>> Start

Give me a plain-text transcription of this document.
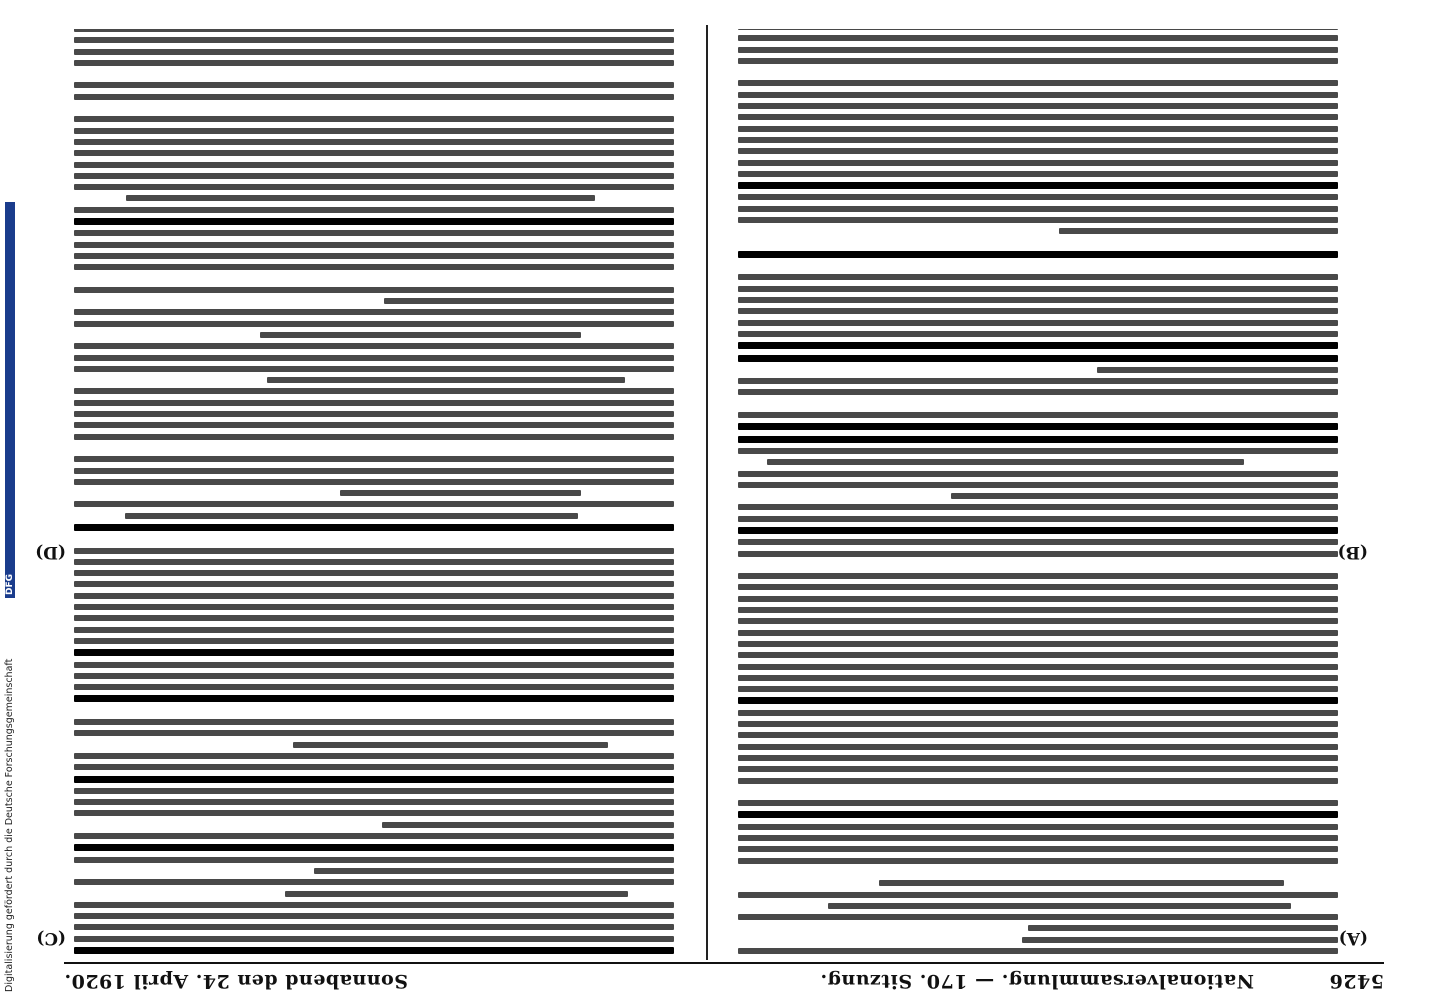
5426
Nationalversammlung. — 170. Sitzung.
Sonnabend den 24. April 1920.
(A)
(B)
(C)
(D)
Digitalisierung gefördert durch die Deutsche ForschungsgemeinschaftDFG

>> End

■ Objective
Write out the entries above word for word. Do not include the pictures.

■ Response
Give me a plain-text transcription of this document.
5426
Nationalversammlung. — 170. Sitzung.
Sonnabend den 24. April 1920.
(A)
(B)
(C)
(D)
Digitalisierung gefördert durch die Deutsche ForschungsgemeinschaftDFG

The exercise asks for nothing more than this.